## Exercise objective
Copy all of the material below exactly.

## Given records

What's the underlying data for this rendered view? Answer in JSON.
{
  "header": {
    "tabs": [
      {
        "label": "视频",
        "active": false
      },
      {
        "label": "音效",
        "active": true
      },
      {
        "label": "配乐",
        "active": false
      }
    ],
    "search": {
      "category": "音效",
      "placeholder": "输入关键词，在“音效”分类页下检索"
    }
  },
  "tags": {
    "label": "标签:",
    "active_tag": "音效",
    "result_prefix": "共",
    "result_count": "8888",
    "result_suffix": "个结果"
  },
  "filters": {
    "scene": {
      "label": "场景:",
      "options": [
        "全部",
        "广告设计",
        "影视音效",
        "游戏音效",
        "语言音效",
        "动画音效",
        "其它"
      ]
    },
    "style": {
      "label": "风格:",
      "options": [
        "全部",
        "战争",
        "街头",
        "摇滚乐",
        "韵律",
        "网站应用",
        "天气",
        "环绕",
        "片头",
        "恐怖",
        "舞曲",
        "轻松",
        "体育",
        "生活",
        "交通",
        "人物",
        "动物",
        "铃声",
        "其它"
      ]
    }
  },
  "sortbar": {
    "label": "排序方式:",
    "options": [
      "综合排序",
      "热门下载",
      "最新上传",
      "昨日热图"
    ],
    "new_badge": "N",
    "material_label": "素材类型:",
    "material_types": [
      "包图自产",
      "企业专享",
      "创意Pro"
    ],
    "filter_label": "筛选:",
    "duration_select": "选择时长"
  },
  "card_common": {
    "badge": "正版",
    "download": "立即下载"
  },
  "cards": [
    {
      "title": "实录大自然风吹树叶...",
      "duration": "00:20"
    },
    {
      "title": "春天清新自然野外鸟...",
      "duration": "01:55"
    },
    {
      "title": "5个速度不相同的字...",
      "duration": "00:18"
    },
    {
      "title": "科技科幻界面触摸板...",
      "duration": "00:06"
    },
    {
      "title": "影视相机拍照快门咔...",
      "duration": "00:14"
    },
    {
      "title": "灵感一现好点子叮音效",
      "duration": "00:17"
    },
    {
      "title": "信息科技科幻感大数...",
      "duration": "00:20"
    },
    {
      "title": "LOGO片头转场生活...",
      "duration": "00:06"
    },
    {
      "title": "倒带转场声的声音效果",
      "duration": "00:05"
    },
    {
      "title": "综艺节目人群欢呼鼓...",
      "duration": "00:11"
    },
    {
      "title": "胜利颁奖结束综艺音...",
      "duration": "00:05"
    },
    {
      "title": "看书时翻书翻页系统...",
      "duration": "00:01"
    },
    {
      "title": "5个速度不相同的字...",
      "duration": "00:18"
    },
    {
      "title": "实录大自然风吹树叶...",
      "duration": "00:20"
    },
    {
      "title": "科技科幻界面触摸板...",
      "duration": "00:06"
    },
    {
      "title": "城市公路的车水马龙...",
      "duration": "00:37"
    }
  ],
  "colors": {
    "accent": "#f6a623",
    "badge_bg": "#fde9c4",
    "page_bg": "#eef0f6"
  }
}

## Answer
What's the underlying data for this rendered view? Answer in JSON.
{
  "header": {
    "tabs": [
      {
        "label": "视频",
        "active": false
      },
      {
        "label": "音效",
        "active": true
      },
      {
        "label": "配乐",
        "active": false
      }
    ],
    "search": {
      "category": "音效",
      "placeholder": "输入关键词，在“音效”分类页下检索"
    }
  },
  "tags": {
    "label": "标签:",
    "active_tag": "音效",
    "result_prefix": "共",
    "result_count": "8888",
    "result_suffix": "个结果"
  },
  "filters": {
    "scene": {
      "label": "场景:",
      "options": [
        "全部",
        "广告设计",
        "影视音效",
        "游戏音效",
        "语言音效",
        "动画音效",
        "其它"
      ]
    },
    "style": {
      "label": "风格:",
      "options": [
        "全部",
        "战争",
        "街头",
        "摇滚乐",
        "韵律",
        "网站应用",
        "天气",
        "环绕",
        "片头",
        "恐怖",
        "舞曲",
        "轻松",
        "体育",
        "生活",
        "交通",
        "人物",
        "动物",
        "铃声",
        "其它"
      ]
    }
  },
  "sortbar": {
    "label": "排序方式:",
    "options": [
      "综合排序",
      "热门下载",
      "最新上传",
      "昨日热图"
    ],
    "new_badge": "N",
    "material_label": "素材类型:",
    "material_types": [
      "包图自产",
      "企业专享",
      "创意Pro"
    ],
    "filter_label": "筛选:",
    "duration_select": "选择时长"
  },
  "card_common": {
    "badge": "正版",
    "download": "立即下载"
  },
  "cards": [
    {
      "title": "实录大自然风吹树叶...",
      "duration": "00:20"
    },
    {
      "title": "春天清新自然野外鸟...",
      "duration": "01:55"
    },
    {
      "title": "5个速度不相同的字...",
      "duration": "00:18"
    },
    {
      "title": "科技科幻界面触摸板...",
      "duration": "00:06"
    },
    {
      "title": "影视相机拍照快门咔...",
      "duration": "00:14"
    },
    {
      "title": "灵感一现好点子叮音效",
      "duration": "00:17"
    },
    {
      "title": "信息科技科幻感大数...",
      "duration": "00:20"
    },
    {
      "title": "LOGO片头转场生活...",
      "duration": "00:06"
    },
    {
      "title": "倒带转场声的声音效果",
      "duration": "00:05"
    },
    {
      "title": "综艺节目人群欢呼鼓...",
      "duration": "00:11"
    },
    {
      "title": "胜利颁奖结束综艺音...",
      "duration": "00:05"
    },
    {
      "title": "看书时翻书翻页系统...",
      "duration": "00:01"
    },
    {
      "title": "5个速度不相同的字...",
      "duration": "00:18"
    },
    {
      "title": "实录大自然风吹树叶...",
      "duration": "00:20"
    },
    {
      "title": "科技科幻界面触摸板...",
      "duration": "00:06"
    },
    {
      "title": "城市公路的车水马龙...",
      "duration": "00:37"
    }
  ],
  "colors": {
    "accent": "#f6a623",
    "badge_bg": "#fde9c4",
    "page_bg": "#eef0f6"
  }
}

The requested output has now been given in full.